→ What is being asked:
Copy each line that contains the string "NAICS".
— start Given records —
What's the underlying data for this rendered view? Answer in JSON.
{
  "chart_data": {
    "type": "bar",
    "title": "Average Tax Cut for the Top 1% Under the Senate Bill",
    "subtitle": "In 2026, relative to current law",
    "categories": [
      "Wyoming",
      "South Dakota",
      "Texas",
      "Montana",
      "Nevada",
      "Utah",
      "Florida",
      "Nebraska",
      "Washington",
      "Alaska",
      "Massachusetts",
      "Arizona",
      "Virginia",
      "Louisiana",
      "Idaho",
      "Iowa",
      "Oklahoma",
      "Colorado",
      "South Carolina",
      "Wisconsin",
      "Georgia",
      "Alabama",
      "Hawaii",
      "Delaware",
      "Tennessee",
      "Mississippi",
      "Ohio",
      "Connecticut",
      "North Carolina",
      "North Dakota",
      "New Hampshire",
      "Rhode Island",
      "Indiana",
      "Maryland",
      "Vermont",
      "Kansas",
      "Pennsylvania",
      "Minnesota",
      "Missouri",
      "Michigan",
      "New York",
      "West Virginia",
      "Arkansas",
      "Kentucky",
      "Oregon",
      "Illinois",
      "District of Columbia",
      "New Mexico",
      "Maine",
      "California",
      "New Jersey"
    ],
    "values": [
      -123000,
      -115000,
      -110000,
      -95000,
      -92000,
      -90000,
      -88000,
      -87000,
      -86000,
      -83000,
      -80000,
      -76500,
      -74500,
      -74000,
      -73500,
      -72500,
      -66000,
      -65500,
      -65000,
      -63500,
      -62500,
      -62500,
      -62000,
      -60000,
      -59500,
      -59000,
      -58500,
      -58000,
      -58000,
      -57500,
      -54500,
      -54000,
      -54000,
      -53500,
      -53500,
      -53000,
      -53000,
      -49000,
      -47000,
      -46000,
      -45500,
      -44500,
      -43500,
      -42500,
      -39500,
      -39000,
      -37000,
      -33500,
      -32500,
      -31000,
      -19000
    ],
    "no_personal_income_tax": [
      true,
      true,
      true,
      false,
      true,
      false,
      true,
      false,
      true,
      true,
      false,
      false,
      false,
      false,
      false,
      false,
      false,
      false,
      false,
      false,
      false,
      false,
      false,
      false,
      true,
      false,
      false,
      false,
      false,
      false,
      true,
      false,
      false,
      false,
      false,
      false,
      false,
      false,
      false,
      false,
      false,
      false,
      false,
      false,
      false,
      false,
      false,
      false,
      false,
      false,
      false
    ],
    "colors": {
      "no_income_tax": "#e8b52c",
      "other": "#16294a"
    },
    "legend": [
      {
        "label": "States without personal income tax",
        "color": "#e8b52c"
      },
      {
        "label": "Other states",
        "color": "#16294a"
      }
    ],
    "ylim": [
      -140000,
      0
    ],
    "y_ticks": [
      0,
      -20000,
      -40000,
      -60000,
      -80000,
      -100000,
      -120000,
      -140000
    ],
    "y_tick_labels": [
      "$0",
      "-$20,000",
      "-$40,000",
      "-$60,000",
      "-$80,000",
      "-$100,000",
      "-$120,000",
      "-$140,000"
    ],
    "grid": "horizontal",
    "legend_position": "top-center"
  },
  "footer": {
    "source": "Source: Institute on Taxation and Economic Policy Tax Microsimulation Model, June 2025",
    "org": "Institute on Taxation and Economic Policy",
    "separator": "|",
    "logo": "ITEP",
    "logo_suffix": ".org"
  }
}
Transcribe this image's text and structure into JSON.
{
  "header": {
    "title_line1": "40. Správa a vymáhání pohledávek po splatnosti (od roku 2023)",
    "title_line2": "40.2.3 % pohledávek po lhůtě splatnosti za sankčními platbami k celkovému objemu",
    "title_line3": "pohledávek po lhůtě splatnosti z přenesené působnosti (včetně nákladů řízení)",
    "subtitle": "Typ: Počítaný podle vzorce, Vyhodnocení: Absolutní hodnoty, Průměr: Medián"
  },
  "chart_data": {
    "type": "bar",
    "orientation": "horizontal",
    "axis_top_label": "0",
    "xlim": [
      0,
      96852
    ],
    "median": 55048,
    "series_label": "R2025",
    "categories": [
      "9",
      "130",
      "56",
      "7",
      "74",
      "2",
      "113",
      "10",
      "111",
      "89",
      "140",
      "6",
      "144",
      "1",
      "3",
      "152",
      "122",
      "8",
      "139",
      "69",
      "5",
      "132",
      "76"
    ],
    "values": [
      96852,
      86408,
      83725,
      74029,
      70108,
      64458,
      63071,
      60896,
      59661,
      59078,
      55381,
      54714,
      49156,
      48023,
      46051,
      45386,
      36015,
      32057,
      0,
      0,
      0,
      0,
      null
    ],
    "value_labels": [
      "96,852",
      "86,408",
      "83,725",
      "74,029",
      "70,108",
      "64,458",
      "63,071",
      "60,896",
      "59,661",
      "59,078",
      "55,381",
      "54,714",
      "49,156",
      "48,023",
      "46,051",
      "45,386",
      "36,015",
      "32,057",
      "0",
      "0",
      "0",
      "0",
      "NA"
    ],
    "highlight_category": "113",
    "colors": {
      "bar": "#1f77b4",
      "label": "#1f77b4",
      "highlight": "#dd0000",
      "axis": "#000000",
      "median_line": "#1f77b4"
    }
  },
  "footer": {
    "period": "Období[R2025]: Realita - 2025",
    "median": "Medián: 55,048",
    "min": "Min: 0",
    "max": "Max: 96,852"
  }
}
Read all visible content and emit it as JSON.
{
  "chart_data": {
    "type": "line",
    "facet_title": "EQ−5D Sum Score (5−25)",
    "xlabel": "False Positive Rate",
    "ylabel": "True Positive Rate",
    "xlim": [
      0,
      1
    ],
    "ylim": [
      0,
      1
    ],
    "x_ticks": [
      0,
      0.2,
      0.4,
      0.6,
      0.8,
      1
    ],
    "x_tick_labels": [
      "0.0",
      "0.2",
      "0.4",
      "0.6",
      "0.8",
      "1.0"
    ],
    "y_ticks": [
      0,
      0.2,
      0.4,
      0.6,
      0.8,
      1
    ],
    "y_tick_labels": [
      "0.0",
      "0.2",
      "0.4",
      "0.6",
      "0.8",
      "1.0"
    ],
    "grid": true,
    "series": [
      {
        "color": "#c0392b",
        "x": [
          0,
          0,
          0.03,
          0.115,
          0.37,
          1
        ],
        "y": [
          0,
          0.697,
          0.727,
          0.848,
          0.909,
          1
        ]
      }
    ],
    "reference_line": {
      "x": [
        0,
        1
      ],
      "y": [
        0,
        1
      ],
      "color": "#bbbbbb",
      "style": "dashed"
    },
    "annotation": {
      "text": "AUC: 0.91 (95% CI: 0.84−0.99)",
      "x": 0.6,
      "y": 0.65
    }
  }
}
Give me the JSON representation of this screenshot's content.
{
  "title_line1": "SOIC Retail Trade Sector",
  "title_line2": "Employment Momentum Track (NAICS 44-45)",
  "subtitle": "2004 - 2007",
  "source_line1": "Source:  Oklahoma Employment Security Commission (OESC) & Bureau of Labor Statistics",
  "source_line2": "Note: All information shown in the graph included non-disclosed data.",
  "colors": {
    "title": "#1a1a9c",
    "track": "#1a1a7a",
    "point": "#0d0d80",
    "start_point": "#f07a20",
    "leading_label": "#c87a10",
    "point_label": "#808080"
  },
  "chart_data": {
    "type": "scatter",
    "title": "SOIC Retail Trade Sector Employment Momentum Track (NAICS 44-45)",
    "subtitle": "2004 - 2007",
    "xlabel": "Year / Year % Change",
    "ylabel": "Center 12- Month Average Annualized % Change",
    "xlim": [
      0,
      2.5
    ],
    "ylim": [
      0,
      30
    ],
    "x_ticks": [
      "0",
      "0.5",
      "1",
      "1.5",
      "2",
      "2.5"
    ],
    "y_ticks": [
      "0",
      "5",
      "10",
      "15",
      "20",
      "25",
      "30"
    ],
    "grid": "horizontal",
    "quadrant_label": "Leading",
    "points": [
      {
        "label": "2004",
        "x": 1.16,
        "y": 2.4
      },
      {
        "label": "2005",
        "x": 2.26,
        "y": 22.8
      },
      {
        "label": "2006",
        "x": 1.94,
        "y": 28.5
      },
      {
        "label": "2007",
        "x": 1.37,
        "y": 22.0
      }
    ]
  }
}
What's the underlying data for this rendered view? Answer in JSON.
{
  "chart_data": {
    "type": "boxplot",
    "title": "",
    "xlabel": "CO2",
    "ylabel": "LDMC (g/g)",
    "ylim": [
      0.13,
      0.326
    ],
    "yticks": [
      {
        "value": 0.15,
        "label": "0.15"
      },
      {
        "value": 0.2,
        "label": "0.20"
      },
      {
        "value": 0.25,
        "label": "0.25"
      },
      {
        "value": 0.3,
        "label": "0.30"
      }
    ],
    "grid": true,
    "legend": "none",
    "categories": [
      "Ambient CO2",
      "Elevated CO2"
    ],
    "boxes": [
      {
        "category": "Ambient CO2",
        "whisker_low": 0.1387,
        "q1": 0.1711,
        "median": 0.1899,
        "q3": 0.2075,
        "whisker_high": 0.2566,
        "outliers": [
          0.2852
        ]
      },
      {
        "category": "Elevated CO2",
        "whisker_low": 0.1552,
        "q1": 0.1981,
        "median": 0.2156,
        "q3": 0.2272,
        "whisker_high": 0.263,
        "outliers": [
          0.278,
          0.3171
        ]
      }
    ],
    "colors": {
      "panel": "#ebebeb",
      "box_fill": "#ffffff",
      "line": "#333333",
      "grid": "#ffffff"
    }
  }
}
— end Given records —
→ Task solution:
  "title_line2": "Employment Momentum Track (NAICS 44-45)",
    "title": "SOIC Retail Trade Sector Employment Momentum Track (NAICS 44-45)",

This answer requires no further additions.